* _Stored items from a collection_:
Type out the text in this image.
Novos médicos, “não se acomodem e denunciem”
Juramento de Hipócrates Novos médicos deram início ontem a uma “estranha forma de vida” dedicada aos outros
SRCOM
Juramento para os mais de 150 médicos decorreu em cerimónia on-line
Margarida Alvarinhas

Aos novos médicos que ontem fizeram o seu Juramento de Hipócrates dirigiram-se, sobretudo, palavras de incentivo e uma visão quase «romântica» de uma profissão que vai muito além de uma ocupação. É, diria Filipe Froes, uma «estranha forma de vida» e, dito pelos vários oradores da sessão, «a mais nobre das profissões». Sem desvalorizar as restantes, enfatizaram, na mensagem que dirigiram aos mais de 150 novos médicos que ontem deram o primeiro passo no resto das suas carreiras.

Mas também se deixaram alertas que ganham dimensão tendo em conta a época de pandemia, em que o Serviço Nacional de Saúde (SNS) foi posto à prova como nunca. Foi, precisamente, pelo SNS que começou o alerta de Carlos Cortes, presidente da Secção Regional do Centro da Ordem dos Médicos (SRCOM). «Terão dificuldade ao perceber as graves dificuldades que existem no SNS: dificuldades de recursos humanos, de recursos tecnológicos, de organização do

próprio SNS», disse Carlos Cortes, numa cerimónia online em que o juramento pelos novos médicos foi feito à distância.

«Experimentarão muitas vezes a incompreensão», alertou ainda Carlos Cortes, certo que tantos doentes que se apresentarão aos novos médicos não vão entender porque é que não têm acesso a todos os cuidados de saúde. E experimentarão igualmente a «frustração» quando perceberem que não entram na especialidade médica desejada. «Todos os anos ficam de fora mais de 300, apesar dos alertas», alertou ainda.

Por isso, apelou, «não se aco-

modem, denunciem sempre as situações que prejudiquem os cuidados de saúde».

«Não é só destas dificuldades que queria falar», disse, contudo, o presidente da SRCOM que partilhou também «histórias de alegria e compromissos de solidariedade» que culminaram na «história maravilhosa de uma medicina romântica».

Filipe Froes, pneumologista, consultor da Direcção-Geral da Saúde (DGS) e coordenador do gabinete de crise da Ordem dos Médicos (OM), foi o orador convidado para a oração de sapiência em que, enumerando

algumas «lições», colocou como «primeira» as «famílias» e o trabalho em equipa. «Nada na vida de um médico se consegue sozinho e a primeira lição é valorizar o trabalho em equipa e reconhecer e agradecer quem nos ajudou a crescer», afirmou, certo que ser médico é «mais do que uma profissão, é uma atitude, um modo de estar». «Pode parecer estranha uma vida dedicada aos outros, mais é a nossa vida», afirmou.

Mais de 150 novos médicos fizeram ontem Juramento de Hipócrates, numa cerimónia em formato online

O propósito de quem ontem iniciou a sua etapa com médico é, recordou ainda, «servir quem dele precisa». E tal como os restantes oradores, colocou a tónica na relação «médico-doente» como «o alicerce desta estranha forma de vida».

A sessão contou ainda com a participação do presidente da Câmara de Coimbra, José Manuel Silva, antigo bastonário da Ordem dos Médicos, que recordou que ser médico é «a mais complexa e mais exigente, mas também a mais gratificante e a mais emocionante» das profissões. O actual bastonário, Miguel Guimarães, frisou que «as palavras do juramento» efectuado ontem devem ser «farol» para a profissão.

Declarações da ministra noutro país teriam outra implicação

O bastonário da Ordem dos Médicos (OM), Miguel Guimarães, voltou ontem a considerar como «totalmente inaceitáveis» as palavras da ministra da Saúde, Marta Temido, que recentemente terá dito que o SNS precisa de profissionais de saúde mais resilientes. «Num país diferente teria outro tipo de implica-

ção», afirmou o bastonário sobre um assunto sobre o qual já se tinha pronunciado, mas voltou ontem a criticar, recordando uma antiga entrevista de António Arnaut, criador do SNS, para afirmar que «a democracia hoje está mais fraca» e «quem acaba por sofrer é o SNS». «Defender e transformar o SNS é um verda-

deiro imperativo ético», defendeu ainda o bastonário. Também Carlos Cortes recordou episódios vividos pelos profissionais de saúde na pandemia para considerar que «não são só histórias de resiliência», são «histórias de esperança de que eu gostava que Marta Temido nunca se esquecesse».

* _WRITTEN INSTRUCTION_: Output the data above exactly, please, line for line.

* _WRITTEN REPLY_:
Type out the text in this image.
Novos médicos, “não se acomodem e denunciem”
Juramento de Hipócrates Novos médicos deram início ontem a uma “estranha forma de vida” dedicada aos outros
SRCOM
Juramento para os mais de 150 médicos decorreu em cerimónia on-line
Margarida Alvarinhas

Aos novos médicos que ontem fizeram o seu Juramento de Hipócrates dirigiram-se, sobretudo, palavras de incentivo e uma visão quase «romântica» de uma profissão que vai muito além de uma ocupação. É, diria Filipe Froes, uma «estranha forma de vida» e, dito pelos vários oradores da sessão, «a mais nobre das profissões». Sem desvalorizar as restantes, enfatizaram, na mensagem que dirigiram aos mais de 150 novos médicos que ontem deram o primeiro passo no resto das suas carreiras.

Mas também se deixaram alertas que ganham dimensão tendo em conta a época de pandemia, em que o Serviço Nacional de Saúde (SNS) foi posto à prova como nunca. Foi, precisamente, pelo SNS que começou o alerta de Carlos Cortes, presidente da Secção Regional do Centro da Ordem dos Médicos (SRCOM). «Terão dificuldade ao perceber as graves dificuldades que existem no SNS: dificuldades de recursos humanos, de recursos tecnológicos, de organização do

próprio SNS», disse Carlos Cortes, numa cerimónia online em que o juramento pelos novos médicos foi feito à distância.

«Experimentarão muitas vezes a incompreensão», alertou ainda Carlos Cortes, certo que tantos doentes que se apresentarão aos novos médicos não vão entender porque é que não têm acesso a todos os cuidados de saúde. E experimentarão igualmente a «frustração» quando perceberem que não entram na especialidade médica desejada. «Todos os anos ficam de fora mais de 300, apesar dos alertas», alertou ainda.

Por isso, apelou, «não se aco-

modem, denunciem sempre as situações que prejudiquem os cuidados de saúde».

«Não é só destas dificuldades que queria falar», disse, contudo, o presidente da SRCOM que partilhou também «histórias de alegria e compromissos de solidariedade» que culminaram na «história maravilhosa de uma medicina romântica».

Filipe Froes, pneumologista, consultor da Direcção-Geral da Saúde (DGS) e coordenador do gabinete de crise da Ordem dos Médicos (OM), foi o orador convidado para a oração de sapiência em que, enumerando

algumas «lições», colocou como «primeira» as «famílias» e o trabalho em equipa. «Nada na vida de um médico se consegue sozinho e a primeira lição é valorizar o trabalho em equipa e reconhecer e agradecer quem nos ajudou a crescer», afirmou, certo que ser médico é «mais do que uma profissão, é uma atitude, um modo de estar». «Pode parecer estranha uma vida dedicada aos outros, mais é a nossa vida», afirmou.

Mais de 150 novos médicos fizeram ontem Juramento de Hipócrates, numa cerimónia em formato online

O propósito de quem ontem iniciou a sua etapa com médico é, recordou ainda, «servir quem dele precisa». E tal como os restantes oradores, colocou a tónica na relação «médico-doente» como «o alicerce desta estranha forma de vida».

A sessão contou ainda com a participação do presidente da Câmara de Coimbra, José Manuel Silva, antigo bastonário da Ordem dos Médicos, que recordou que ser médico é «a mais complexa e mais exigente, mas também a mais gratificante e a mais emocionante» das profissões. O actual bastonário, Miguel Guimarães, frisou que «as palavras do juramento» efectuado ontem devem ser «farol» para a profissão.

Declarações da ministra noutro país teriam outra implicação

O bastonário da Ordem dos Médicos (OM), Miguel Guimarães, voltou ontem a considerar como «totalmente inaceitáveis» as palavras da ministra da Saúde, Marta Temido, que recentemente terá dito que o SNS precisa de profissionais de saúde mais resilientes. «Num país diferente teria outro tipo de implica-

ção», afirmou o bastonário sobre um assunto sobre o qual já se tinha pronunciado, mas voltou ontem a criticar, recordando uma antiga entrevista de António Arnaut, criador do SNS, para afirmar que «a democracia hoje está mais fraca» e «quem acaba por sofrer é o SNS». «Defender e transformar o SNS é um verda-

deiro imperativo ético», defendeu ainda o bastonário. Também Carlos Cortes recordou episódios vividos pelos profissionais de saúde na pandemia para considerar que «não são só histórias de resiliência», são «histórias de esperança de que eu gostava que Marta Temido nunca se esquecesse».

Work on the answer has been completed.